## Aim
Count every line in the entries that contains "this". Report that count alone.

— begin —

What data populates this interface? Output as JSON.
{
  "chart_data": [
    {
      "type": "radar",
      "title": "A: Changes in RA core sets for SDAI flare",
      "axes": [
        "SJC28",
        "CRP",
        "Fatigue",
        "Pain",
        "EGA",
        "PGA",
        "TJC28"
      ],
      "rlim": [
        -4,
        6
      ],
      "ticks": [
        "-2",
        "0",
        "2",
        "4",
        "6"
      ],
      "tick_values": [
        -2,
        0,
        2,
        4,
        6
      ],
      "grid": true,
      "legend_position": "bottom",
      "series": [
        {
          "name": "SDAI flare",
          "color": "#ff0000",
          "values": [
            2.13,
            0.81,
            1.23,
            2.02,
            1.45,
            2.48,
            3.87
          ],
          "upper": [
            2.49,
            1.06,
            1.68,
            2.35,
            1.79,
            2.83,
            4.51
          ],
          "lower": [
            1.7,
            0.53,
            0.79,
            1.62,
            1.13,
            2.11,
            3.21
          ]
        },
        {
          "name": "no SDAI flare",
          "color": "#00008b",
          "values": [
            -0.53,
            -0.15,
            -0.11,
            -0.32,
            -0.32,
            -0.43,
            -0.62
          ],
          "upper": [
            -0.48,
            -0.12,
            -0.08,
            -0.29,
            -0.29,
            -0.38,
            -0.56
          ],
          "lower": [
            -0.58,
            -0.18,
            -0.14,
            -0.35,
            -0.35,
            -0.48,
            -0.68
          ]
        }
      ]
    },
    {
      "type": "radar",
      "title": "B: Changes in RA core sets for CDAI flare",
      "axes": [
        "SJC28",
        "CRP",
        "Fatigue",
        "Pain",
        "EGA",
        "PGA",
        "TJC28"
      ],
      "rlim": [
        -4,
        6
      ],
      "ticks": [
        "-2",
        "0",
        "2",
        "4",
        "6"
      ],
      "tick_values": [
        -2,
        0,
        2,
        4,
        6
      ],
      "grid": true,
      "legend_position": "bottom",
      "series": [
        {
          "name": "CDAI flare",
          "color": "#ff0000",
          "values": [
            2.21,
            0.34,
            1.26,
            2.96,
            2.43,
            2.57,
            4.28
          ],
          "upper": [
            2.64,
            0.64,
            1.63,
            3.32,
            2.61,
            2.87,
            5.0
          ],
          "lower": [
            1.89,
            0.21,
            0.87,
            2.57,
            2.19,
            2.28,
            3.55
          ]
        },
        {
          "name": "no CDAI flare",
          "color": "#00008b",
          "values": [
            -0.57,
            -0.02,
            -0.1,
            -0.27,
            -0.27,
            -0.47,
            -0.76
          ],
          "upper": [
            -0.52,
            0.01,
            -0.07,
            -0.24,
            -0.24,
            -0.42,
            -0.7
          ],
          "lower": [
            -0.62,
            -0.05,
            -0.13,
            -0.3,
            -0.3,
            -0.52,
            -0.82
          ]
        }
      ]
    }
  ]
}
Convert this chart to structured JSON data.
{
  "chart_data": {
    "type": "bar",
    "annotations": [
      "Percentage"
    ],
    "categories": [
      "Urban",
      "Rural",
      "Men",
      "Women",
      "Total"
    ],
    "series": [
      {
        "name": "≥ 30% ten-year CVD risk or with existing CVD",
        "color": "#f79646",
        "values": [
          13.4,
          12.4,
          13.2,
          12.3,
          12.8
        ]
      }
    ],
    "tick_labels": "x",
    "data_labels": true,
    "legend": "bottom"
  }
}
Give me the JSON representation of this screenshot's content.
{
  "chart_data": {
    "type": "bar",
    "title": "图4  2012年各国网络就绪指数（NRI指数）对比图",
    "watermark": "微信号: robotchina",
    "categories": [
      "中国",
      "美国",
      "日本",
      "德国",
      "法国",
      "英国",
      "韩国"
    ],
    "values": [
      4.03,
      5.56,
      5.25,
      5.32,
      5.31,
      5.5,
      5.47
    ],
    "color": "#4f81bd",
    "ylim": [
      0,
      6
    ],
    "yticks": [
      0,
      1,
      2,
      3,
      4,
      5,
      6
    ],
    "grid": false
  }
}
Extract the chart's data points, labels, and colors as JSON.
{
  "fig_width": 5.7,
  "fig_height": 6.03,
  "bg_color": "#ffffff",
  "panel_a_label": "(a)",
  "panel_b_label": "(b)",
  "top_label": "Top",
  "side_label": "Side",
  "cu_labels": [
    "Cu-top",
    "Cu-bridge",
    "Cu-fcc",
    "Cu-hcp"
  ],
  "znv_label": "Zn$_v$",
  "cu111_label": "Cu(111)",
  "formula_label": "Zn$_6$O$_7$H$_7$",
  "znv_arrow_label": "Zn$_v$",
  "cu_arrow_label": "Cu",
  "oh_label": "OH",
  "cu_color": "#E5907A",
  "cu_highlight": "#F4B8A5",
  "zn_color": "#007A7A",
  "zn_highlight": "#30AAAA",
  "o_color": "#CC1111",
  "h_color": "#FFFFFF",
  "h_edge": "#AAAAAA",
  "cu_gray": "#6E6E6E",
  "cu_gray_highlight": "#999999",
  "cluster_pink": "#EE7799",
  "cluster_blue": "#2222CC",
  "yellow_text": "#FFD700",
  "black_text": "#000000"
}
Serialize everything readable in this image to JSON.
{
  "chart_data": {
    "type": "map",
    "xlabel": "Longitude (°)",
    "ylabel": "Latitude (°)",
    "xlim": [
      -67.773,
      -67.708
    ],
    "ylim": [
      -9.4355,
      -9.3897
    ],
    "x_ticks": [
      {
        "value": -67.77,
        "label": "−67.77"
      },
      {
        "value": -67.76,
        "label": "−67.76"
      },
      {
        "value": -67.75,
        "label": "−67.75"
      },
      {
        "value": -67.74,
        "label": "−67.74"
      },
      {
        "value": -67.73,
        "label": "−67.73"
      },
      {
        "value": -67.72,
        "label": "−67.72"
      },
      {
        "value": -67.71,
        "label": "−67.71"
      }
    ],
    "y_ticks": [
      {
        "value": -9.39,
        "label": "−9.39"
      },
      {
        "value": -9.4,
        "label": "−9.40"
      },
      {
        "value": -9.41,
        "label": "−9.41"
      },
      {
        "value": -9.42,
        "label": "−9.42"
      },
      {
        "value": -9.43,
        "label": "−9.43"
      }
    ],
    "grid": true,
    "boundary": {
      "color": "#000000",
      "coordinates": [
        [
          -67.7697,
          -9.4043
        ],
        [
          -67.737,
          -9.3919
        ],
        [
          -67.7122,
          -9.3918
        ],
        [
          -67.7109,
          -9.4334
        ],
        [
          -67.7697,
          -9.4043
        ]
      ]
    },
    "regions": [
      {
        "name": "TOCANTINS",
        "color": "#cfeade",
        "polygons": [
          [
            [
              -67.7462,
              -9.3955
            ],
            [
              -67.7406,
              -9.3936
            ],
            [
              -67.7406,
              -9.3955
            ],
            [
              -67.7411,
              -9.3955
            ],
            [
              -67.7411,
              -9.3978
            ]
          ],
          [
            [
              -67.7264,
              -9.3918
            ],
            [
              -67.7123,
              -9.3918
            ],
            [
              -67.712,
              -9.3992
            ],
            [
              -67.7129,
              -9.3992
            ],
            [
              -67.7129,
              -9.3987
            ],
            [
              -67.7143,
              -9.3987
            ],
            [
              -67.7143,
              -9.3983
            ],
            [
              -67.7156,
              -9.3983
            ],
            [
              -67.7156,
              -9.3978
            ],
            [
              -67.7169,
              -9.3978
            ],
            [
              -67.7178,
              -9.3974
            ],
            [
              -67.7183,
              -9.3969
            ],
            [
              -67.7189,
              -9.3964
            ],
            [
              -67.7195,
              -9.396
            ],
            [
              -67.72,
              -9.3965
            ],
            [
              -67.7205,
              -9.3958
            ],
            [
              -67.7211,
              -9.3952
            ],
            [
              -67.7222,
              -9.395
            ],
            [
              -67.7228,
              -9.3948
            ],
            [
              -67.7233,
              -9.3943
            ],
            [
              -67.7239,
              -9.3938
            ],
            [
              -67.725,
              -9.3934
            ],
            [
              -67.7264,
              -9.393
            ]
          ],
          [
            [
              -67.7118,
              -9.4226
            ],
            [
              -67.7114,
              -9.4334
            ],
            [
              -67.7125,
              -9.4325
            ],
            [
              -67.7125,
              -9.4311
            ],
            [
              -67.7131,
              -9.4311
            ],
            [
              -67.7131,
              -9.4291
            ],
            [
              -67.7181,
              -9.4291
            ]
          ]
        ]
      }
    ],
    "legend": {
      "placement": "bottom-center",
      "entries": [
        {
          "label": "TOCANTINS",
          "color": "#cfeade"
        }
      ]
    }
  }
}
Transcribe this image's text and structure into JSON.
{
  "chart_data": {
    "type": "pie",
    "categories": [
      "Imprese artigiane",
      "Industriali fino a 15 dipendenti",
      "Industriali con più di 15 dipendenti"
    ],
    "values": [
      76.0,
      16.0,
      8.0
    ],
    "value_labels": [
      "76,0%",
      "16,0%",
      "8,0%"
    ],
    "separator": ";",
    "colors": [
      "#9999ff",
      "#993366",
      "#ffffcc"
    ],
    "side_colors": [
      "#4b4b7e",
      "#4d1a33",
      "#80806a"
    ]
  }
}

— end —

## Completed task
5